§ TÂCHE 1: Indiquez, d'après l'extrait à lire, combien de cas contacts l'application StopCovid a détectés.
§ TÂCHE 2: Traduisez en anglais cette phrase de l'extrait à lire : « Le ministère n’a toutefois pas communiqué le nombre de désinstallations et d’applications bel et bien actives. »

§ EXTRAIT À LIRE:

Or, comment évaluer l’utilité de ces dispositifs et mesurer la proportionnalité entre l’atteinte aux droits et l’objectif d’intérêt général poursuivi si les acteurs du contrôle ne disposent pas des informations nécessaires ?
Les institutions et la presse indiquent simplement qu’à ce jour 231 871 patients zéros et plus de 600 000 cas contacts ont été identifiés par Sidep et Contact Covid. Téléchargée deux millions de fois, l’application StopCovid, quant à elle, a détecté 72 cas contacts, et 1 190 personnes s’étaient déclarées positives sur l’application, sur situation arrêtée au 19 août 2020.
Le ministère n’a toutefois pas communiqué le nombre de désinstallations et d’applications bel et bien actives. La Cnil déplore une absence d’analyse relative aux statistiques d’usage, aux résultats d’éventuelles enquêtes menées auprès des utilisateurs, des professionnels ou du grand public et au nombre de cas identifiés grâce à l’application.

§ EXTRAITS DE DONNÉES:
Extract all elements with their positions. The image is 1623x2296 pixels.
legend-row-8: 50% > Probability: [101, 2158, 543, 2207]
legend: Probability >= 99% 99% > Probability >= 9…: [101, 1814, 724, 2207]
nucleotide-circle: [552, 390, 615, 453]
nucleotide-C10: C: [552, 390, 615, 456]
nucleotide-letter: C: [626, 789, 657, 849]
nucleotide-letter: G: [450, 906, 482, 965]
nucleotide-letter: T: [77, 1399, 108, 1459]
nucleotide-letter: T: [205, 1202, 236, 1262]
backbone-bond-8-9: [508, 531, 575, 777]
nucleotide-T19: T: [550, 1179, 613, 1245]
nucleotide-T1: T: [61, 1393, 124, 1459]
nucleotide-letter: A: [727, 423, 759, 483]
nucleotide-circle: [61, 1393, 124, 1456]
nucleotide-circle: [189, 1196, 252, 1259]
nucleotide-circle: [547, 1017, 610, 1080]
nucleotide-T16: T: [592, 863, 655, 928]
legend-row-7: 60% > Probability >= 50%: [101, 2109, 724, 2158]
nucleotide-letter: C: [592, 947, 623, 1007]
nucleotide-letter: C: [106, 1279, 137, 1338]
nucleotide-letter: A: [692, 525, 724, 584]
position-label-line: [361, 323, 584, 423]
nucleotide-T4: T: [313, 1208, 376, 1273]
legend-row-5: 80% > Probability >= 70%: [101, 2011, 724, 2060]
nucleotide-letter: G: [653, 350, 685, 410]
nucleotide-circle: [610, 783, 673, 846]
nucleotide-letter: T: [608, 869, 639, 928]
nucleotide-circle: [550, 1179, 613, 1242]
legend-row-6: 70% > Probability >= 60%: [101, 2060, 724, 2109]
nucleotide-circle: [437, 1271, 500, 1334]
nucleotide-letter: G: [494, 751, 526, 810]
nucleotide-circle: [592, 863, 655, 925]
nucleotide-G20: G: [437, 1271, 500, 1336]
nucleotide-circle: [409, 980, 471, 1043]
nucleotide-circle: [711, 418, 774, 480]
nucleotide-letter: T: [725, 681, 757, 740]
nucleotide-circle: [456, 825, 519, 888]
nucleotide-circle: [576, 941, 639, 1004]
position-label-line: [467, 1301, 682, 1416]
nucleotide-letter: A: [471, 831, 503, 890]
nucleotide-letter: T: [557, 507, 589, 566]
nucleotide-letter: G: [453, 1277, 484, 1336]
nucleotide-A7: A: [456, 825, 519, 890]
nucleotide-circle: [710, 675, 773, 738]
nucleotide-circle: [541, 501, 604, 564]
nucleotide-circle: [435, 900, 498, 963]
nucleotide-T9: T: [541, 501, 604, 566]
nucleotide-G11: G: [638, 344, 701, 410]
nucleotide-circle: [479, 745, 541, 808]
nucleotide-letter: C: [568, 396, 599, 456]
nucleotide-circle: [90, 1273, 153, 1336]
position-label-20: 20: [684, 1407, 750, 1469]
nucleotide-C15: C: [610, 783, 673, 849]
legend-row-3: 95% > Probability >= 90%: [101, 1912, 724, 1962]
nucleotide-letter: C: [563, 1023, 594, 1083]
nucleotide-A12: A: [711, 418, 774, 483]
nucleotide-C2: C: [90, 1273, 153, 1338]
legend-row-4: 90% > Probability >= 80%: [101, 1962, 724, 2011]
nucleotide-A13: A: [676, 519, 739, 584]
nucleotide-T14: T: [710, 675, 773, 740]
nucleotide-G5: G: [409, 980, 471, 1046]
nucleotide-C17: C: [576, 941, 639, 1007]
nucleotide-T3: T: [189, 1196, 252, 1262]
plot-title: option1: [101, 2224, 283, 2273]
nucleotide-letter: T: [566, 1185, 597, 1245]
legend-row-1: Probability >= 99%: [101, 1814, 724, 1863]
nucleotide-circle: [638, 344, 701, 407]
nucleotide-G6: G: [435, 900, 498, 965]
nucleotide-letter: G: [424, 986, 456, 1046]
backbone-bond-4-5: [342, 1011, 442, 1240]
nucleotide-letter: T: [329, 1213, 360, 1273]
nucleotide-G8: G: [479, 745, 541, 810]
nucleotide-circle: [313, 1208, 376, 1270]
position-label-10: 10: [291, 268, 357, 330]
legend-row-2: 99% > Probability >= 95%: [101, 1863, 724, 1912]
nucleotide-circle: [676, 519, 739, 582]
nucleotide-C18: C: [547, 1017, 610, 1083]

§ RÉPONSE 1: L'application StopCovid a détecté 72 cas contacts, sur situation arrêtée au 19 août 2020.

§ RÉPONSE 2: However, the ministry did not disclose the number of uninstalls or of apps that were actually active.